■ PROBLEM DETAILS: Collect every line in the records below that contains the word "also".

Data records
☆ ☆ ☆
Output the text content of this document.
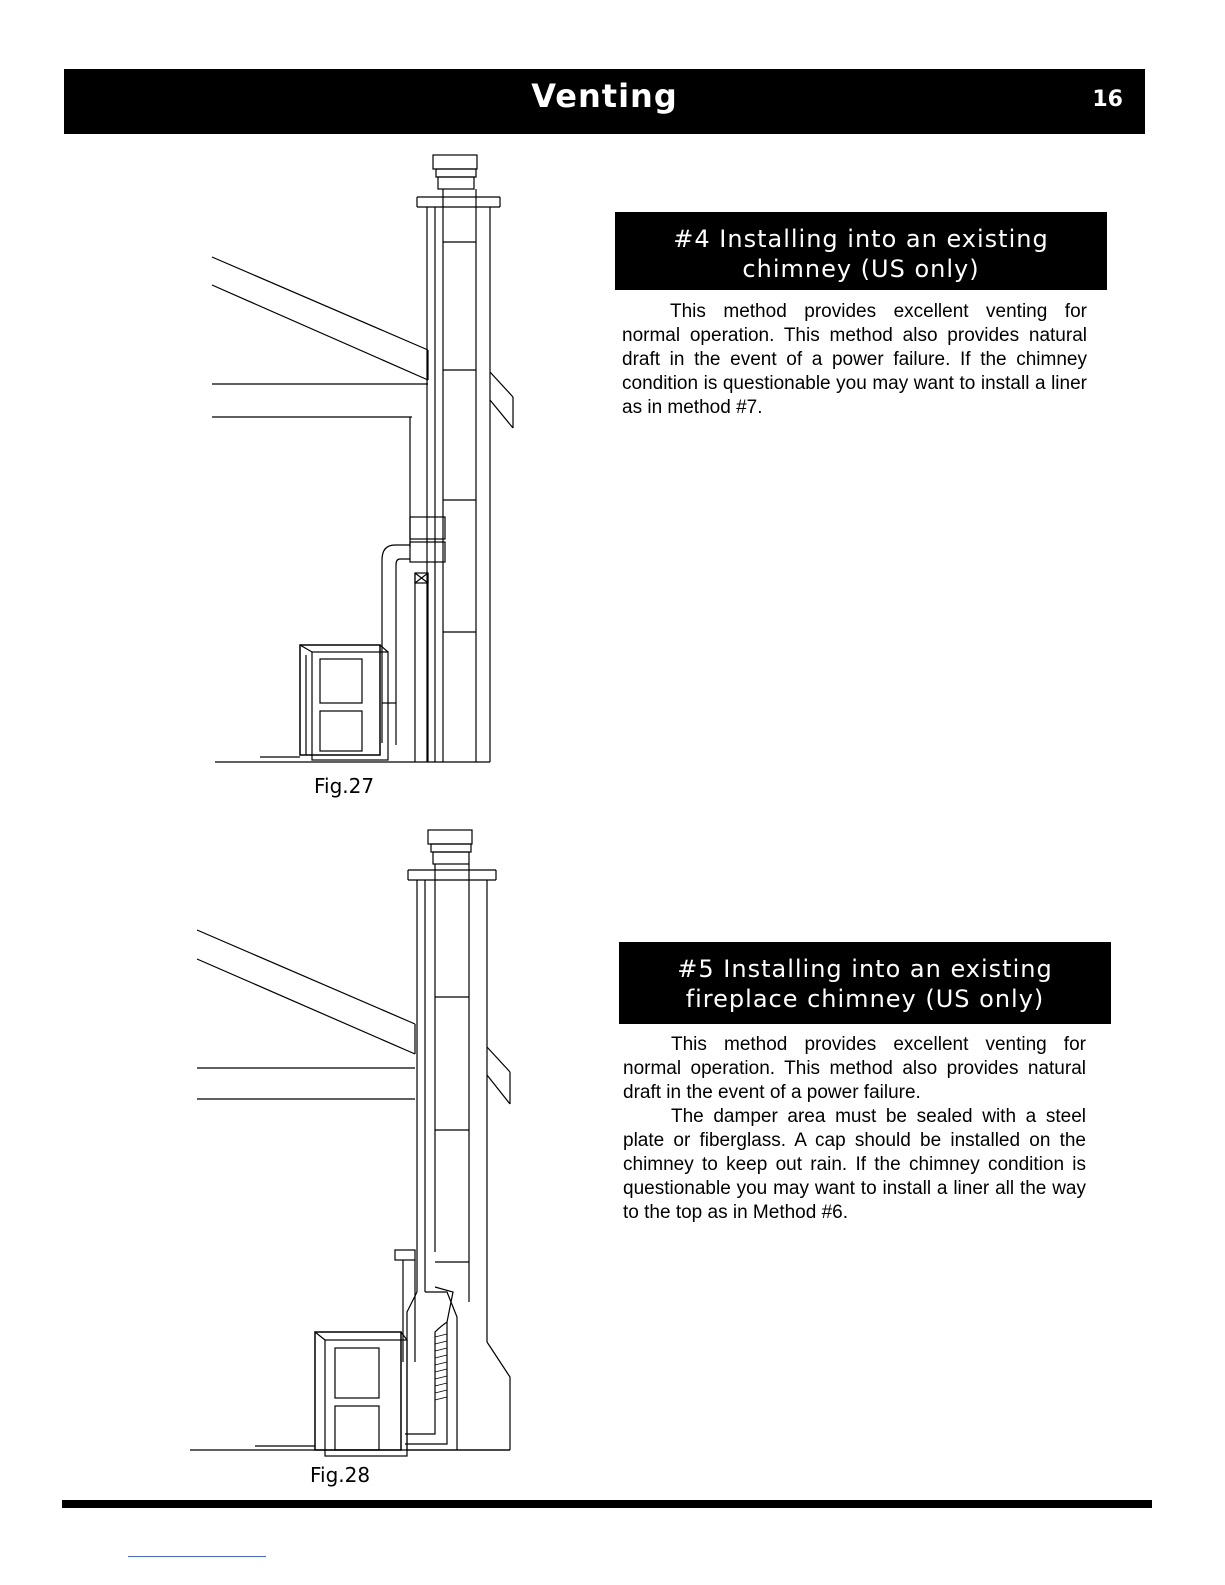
Venting	16
Fig.27
Fig.28
#4 Installing into an existing
chimney (US only)

This method provides excellent venting for normal operation. This method also provides natural draft in the event of a power failure. If the chimney condition is questionable you may want to install a liner as in method #7.

#5 Installing into an existing
fireplace chimney (US only)

This method provides excellent venting for normal operation. This method also provides natural draft in the event of a power failure.

The damper area must be sealed with a steel plate or fiberglass. A cap should be installed on the chimney to keep out rain. If the chimney condition is questionable you may want to install a liner all the way to the top as in Method #6.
☆ ☆ ☆
■ RESULT:
This method provides excellent venting for normal operation. This method also provides natural draft in the event of a power failure. If the chimney condition is questionable you may want to install a liner as in method #7.
This method provides excellent venting for normal operation. This method also provides natural draft in the event of a power failure.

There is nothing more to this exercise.